DATA SHOWN below:
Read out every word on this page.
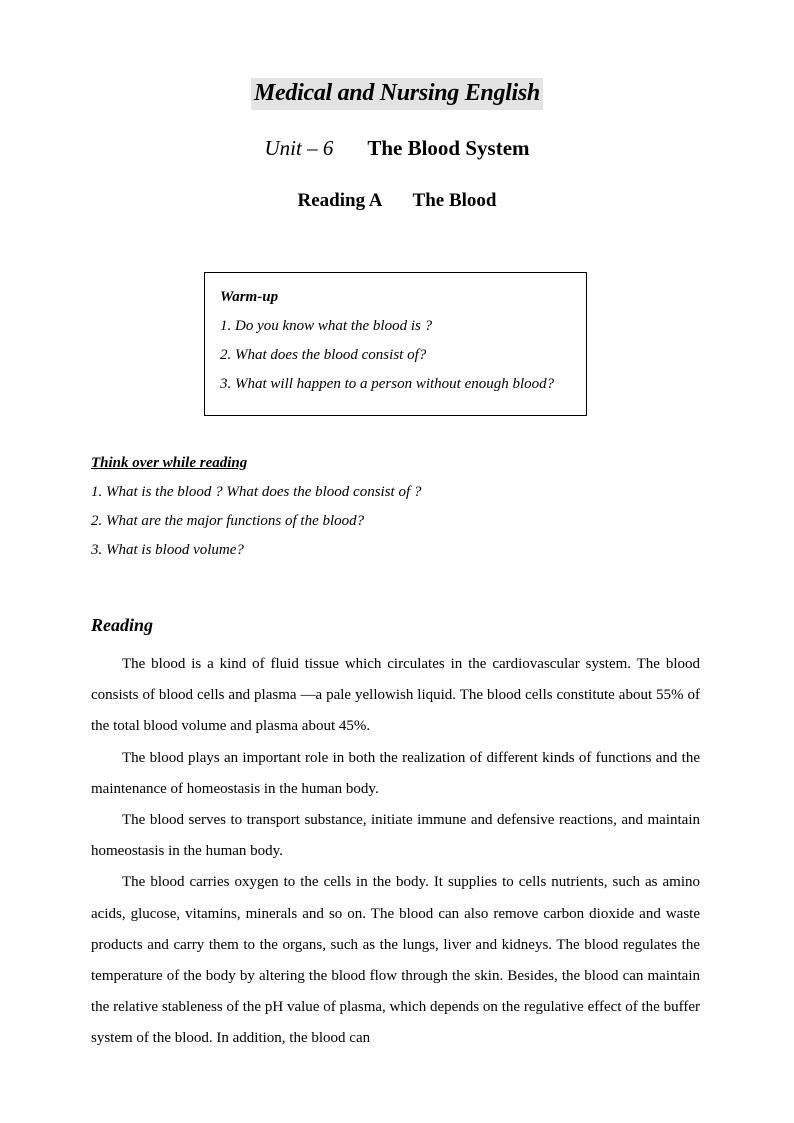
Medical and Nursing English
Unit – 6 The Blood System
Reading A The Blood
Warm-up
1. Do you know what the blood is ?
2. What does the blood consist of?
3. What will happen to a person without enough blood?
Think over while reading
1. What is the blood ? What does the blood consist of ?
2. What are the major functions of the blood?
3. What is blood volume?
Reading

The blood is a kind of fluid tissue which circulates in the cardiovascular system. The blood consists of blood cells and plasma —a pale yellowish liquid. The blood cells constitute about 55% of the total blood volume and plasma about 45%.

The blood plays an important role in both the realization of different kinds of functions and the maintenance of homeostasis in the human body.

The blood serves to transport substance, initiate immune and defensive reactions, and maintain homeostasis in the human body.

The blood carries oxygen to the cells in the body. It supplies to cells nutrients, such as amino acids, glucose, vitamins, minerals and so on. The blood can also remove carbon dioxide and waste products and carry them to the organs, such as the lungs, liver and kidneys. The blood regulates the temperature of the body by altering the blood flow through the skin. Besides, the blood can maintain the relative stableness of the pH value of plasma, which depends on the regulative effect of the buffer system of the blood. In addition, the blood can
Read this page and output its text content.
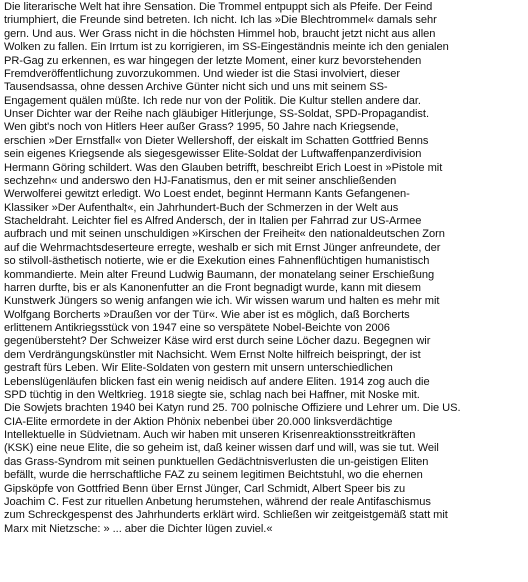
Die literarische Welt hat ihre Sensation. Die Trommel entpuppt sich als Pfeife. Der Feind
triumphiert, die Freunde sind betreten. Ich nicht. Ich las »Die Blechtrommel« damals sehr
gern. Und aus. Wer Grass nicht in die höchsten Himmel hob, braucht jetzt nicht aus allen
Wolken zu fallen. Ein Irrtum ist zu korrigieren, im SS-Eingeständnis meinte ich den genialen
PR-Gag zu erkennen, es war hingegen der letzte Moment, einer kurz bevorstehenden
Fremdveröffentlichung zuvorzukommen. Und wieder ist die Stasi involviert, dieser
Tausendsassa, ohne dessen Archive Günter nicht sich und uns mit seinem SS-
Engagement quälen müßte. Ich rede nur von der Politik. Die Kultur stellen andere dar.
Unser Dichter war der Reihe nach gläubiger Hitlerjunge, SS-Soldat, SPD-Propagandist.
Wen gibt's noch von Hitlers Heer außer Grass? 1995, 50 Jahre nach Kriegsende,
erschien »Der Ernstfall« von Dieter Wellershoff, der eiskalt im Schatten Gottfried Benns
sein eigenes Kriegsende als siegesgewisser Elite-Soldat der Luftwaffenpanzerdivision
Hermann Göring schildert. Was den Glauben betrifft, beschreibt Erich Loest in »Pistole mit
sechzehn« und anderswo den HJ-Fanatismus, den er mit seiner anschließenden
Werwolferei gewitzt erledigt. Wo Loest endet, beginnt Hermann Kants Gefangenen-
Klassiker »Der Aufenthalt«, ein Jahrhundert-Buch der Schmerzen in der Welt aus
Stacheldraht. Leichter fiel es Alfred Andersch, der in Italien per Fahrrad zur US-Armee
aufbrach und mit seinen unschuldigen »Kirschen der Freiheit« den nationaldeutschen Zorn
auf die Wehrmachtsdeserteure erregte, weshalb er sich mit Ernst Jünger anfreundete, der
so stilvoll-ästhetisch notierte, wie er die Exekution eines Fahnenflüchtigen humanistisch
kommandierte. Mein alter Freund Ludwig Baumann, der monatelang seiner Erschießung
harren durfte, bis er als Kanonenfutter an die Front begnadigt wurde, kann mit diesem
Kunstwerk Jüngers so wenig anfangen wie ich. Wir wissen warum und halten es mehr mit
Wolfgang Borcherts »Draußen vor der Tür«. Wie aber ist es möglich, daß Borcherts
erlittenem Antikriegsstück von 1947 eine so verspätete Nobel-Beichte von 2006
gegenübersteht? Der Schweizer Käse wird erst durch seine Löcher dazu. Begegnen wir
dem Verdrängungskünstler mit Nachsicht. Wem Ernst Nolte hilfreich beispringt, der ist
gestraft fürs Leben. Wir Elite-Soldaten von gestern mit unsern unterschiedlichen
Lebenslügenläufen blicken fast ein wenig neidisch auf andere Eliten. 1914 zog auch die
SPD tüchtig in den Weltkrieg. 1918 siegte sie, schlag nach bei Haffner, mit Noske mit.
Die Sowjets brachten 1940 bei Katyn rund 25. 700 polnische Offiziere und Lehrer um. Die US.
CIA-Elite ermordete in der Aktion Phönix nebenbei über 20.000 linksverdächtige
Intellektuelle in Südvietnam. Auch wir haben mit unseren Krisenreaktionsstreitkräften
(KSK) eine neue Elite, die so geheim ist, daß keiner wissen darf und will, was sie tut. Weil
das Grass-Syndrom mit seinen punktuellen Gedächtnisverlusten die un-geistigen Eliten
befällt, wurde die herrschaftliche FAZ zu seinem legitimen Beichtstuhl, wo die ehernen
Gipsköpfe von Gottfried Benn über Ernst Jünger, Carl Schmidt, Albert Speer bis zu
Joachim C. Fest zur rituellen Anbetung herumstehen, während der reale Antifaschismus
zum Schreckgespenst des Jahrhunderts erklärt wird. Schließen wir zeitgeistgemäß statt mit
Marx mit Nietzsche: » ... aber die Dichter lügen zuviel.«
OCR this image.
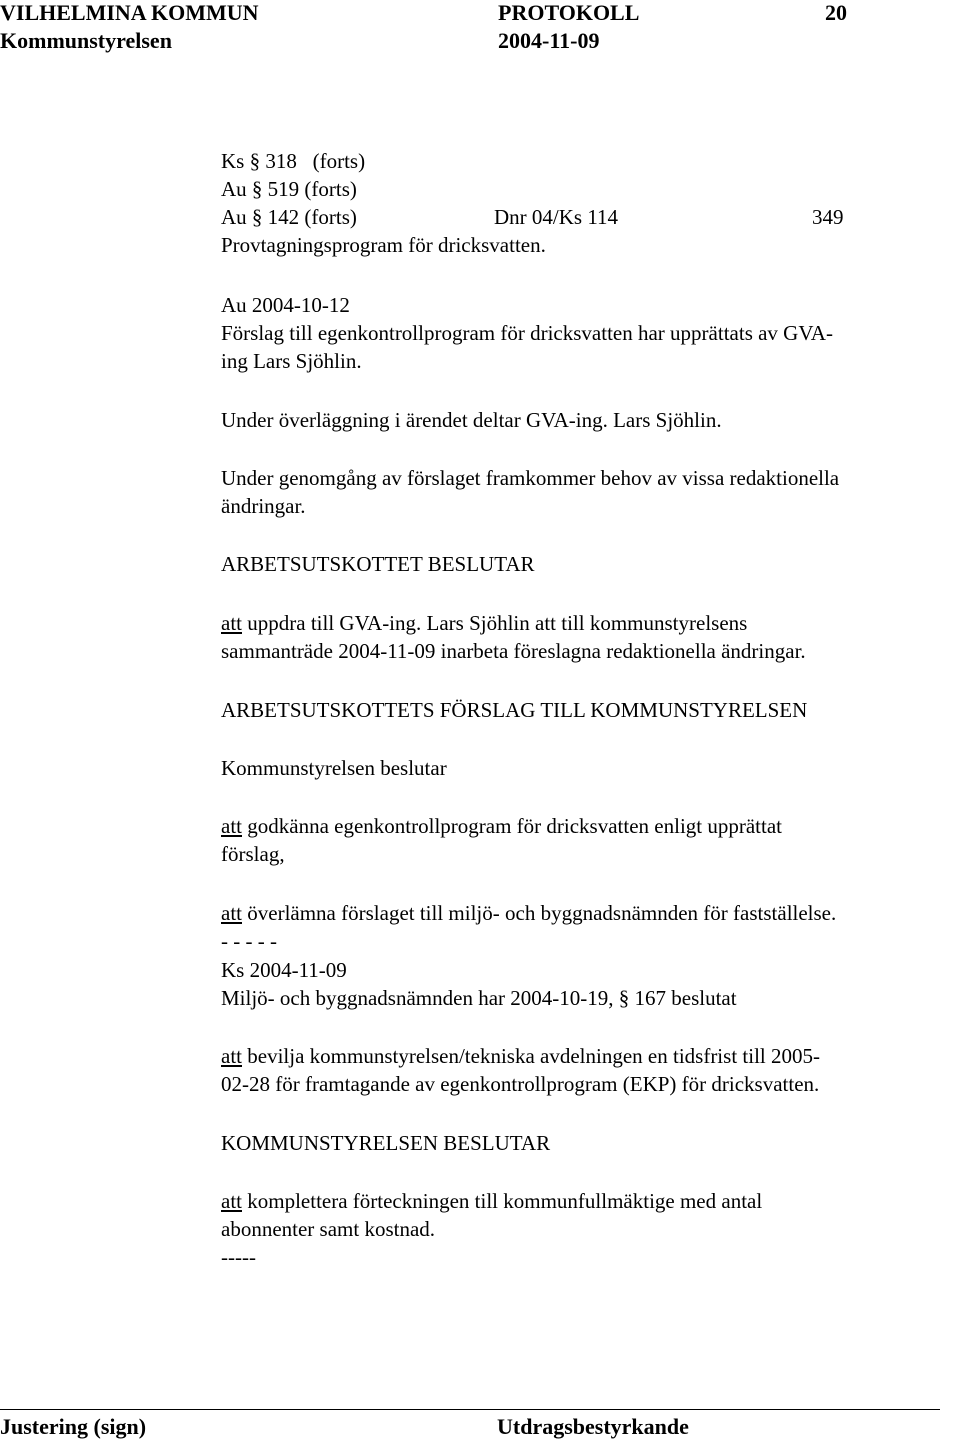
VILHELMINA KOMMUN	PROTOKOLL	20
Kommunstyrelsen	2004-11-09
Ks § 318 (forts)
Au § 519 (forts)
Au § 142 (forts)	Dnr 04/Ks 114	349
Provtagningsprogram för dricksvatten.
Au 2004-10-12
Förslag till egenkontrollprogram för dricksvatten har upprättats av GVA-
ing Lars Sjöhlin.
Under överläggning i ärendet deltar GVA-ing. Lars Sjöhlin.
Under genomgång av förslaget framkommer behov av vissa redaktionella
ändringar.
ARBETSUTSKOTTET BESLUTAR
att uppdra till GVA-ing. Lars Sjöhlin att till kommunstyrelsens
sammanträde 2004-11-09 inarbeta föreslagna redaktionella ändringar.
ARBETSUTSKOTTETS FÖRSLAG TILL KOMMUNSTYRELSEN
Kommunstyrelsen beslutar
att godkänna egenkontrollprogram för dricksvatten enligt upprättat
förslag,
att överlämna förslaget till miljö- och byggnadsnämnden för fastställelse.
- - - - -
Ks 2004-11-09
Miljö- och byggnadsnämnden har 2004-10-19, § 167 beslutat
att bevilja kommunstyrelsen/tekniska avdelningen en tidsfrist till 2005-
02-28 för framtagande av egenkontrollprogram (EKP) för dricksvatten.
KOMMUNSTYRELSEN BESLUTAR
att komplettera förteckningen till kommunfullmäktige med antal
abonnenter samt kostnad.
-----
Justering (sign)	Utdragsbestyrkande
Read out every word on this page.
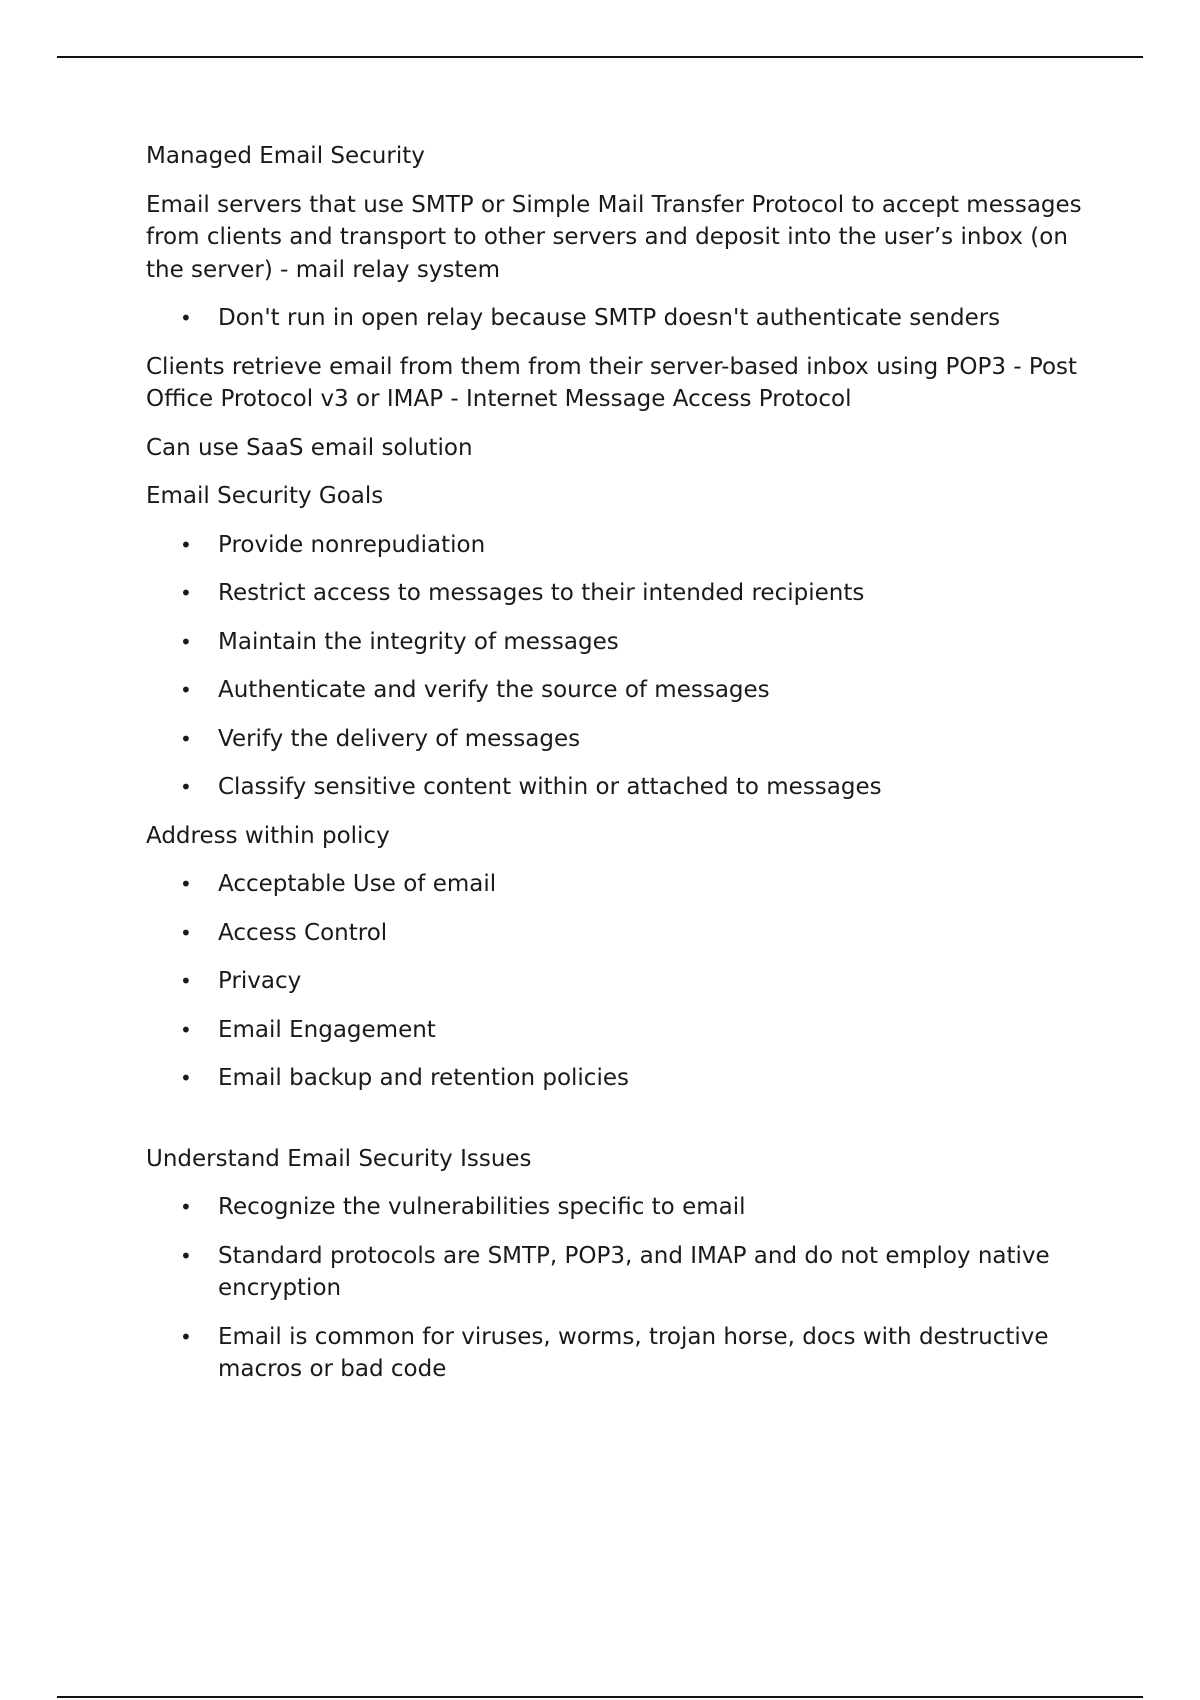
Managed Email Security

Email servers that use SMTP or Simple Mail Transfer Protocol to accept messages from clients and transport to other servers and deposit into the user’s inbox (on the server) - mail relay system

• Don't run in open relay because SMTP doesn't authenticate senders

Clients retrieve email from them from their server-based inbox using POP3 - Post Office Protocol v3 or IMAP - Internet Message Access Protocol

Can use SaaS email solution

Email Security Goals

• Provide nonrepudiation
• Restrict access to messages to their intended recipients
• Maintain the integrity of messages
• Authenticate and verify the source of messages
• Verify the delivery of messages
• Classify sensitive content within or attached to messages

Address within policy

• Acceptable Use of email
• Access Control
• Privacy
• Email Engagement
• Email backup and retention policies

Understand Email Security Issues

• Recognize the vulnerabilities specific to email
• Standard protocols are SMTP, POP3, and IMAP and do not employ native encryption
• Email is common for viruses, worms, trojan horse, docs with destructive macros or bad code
End of DATA SHOWN.
**WHAT NEEDS TO BE DONE:**
Transcribe the records above exactly, leaving out every picture.

**SOLUTION BELOW:**
Read out every word on this page.
Medical and Nursing English
Unit – 6 The Blood System
Reading A The Blood
Warm-up
1. Do you know what the blood is ?
2. What does the blood consist of?
3. What will happen to a person without enough blood?
Think over while reading
1. What is the blood ? What does the blood consist of ?
2. What are the major functions of the blood?
3. What is blood volume?
Reading

The blood is a kind of fluid tissue which circulates in the cardiovascular system. The blood consists of blood cells and plasma —a pale yellowish liquid. The blood cells constitute about 55% of the total blood volume and plasma about 45%.

The blood plays an important role in both the realization of different kinds of functions and the maintenance of homeostasis in the human body.

The blood serves to transport substance, initiate immune and defensive reactions, and maintain homeostasis in the human body.

The blood carries oxygen to the cells in the body. It supplies to cells nutrients, such as amino acids, glucose, vitamins, minerals and so on. The blood can also remove carbon dioxide and waste products and carry them to the organs, such as the lungs, liver and kidneys. The blood regulates the temperature of the body by altering the blood flow through the skin. Besides, the blood can maintain the relative stableness of the pH value of plasma, which depends on the regulative effect of the buffer system of the blood. In addition, the blood can
Read this page and output its text content.
Die literarische Welt hat ihre Sensation. Die Trommel entpuppt sich als Pfeife. Der Feind
triumphiert, die Freunde sind betreten. Ich nicht. Ich las »Die Blechtrommel« damals sehr
gern. Und aus. Wer Grass nicht in die höchsten Himmel hob, braucht jetzt nicht aus allen
Wolken zu fallen. Ein Irrtum ist zu korrigieren, im SS-Eingeständnis meinte ich den genialen
PR-Gag zu erkennen, es war hingegen der letzte Moment, einer kurz bevorstehenden
Fremdveröffentlichung zuvorzukommen. Und wieder ist die Stasi involviert, dieser
Tausendsassa, ohne dessen Archive Günter nicht sich und uns mit seinem SS-
Engagement quälen müßte. Ich rede nur von der Politik. Die Kultur stellen andere dar.
Unser Dichter war der Reihe nach gläubiger Hitlerjunge, SS-Soldat, SPD-Propagandist.
Wen gibt's noch von Hitlers Heer außer Grass? 1995, 50 Jahre nach Kriegsende,
erschien »Der Ernstfall« von Dieter Wellershoff, der eiskalt im Schatten Gottfried Benns
sein eigenes Kriegsende als siegesgewisser Elite-Soldat der Luftwaffenpanzerdivision
Hermann Göring schildert. Was den Glauben betrifft, beschreibt Erich Loest in »Pistole mit
sechzehn« und anderswo den HJ-Fanatismus, den er mit seiner anschließenden
Werwolferei gewitzt erledigt. Wo Loest endet, beginnt Hermann Kants Gefangenen-
Klassiker »Der Aufenthalt«, ein Jahrhundert-Buch der Schmerzen in der Welt aus
Stacheldraht. Leichter fiel es Alfred Andersch, der in Italien per Fahrrad zur US-Armee
aufbrach und mit seinen unschuldigen »Kirschen der Freiheit« den nationaldeutschen Zorn
auf die Wehrmachtsdeserteure erregte, weshalb er sich mit Ernst Jünger anfreundete, der
so stilvoll-ästhetisch notierte, wie er die Exekution eines Fahnenflüchtigen humanistisch
kommandierte. Mein alter Freund Ludwig Baumann, der monatelang seiner Erschießung
harren durfte, bis er als Kanonenfutter an die Front begnadigt wurde, kann mit diesem
Kunstwerk Jüngers so wenig anfangen wie ich. Wir wissen warum und halten es mehr mit
Wolfgang Borcherts »Draußen vor der Tür«. Wie aber ist es möglich, daß Borcherts
erlittenem Antikriegsstück von 1947 eine so verspätete Nobel-Beichte von 2006
gegenübersteht? Der Schweizer Käse wird erst durch seine Löcher dazu. Begegnen wir
dem Verdrängungskünstler mit Nachsicht. Wem Ernst Nolte hilfreich beispringt, der ist
gestraft fürs Leben. Wir Elite-Soldaten von gestern mit unsern unterschiedlichen
Lebenslügenläufen blicken fast ein wenig neidisch auf andere Eliten. 1914 zog auch die
SPD tüchtig in den Weltkrieg. 1918 siegte sie, schlag nach bei Haffner, mit Noske mit.
Die Sowjets brachten 1940 bei Katyn rund 25. 700 polnische Offiziere und Lehrer um. Die US.
CIA-Elite ermordete in der Aktion Phönix nebenbei über 20.000 linksverdächtige
Intellektuelle in Südvietnam. Auch wir haben mit unseren Krisenreaktionsstreitkräften
(KSK) eine neue Elite, die so geheim ist, daß keiner wissen darf und will, was sie tut. Weil
das Grass-Syndrom mit seinen punktuellen Gedächtnisverlusten die un-geistigen Eliten
befällt, wurde die herrschaftliche FAZ zu seinem legitimen Beichtstuhl, wo die ehernen
Gipsköpfe von Gottfried Benn über Ernst Jünger, Carl Schmidt, Albert Speer bis zu
Joachim C. Fest zur rituellen Anbetung herumstehen, während der reale Antifaschismus
zum Schreckgespenst des Jahrhunderts erklärt wird. Schließen wir zeitgeistgemäß statt mit
Marx mit Nietzsche: » ... aber die Dichter lügen zuviel.«
OCR this image.
VILHELMINA KOMMUN	PROTOKOLL	20
Kommunstyrelsen	2004-11-09
Ks § 318 (forts)
Au § 519 (forts)
Au § 142 (forts)	Dnr 04/Ks 114	349
Provtagningsprogram för dricksvatten.
Au 2004-10-12
Förslag till egenkontrollprogram för dricksvatten har upprättats av GVA-
ing Lars Sjöhlin.
Under överläggning i ärendet deltar GVA-ing. Lars Sjöhlin.
Under genomgång av förslaget framkommer behov av vissa redaktionella
ändringar.
ARBETSUTSKOTTET BESLUTAR
att uppdra till GVA-ing. Lars Sjöhlin att till kommunstyrelsens
sammanträde 2004-11-09 inarbeta föreslagna redaktionella ändringar.
ARBETSUTSKOTTETS FÖRSLAG TILL KOMMUNSTYRELSEN
Kommunstyrelsen beslutar
att godkänna egenkontrollprogram för dricksvatten enligt upprättat
förslag,
att överlämna förslaget till miljö- och byggnadsnämnden för fastställelse.
- - - - -
Ks 2004-11-09
Miljö- och byggnadsnämnden har 2004-10-19, § 167 beslutat
att bevilja kommunstyrelsen/tekniska avdelningen en tidsfrist till 2005-
02-28 för framtagande av egenkontrollprogram (EKP) för dricksvatten.
KOMMUNSTYRELSEN BESLUTAR
att komplettera förteckningen till kommunfullmäktige med antal
abonnenter samt kostnad.
-----
Justering (sign)	Utdragsbestyrkande
Read out every word on this page.
Managed Email Security

Email servers that use SMTP or Simple Mail Transfer Protocol to accept messages from clients and transport to other servers and deposit into the user’s inbox (on the server) - mail relay system

• Don't run in open relay because SMTP doesn't authenticate senders

Clients retrieve email from them from their server-based inbox using POP3 - Post Office Protocol v3 or IMAP - Internet Message Access Protocol

Can use SaaS email solution

Email Security Goals

• Provide nonrepudiation
• Restrict access to messages to their intended recipients
• Maintain the integrity of messages
• Authenticate and verify the source of messages
• Verify the delivery of messages
• Classify sensitive content within or attached to messages

Address within policy

• Acceptable Use of email
• Access Control
• Privacy
• Email Engagement
• Email backup and retention policies

Understand Email Security Issues

• Recognize the vulnerabilities specific to email
• Standard protocols are SMTP, POP3, and IMAP and do not employ native encryption
• Email is common for viruses, worms, trojan horse, docs with destructive macros or bad code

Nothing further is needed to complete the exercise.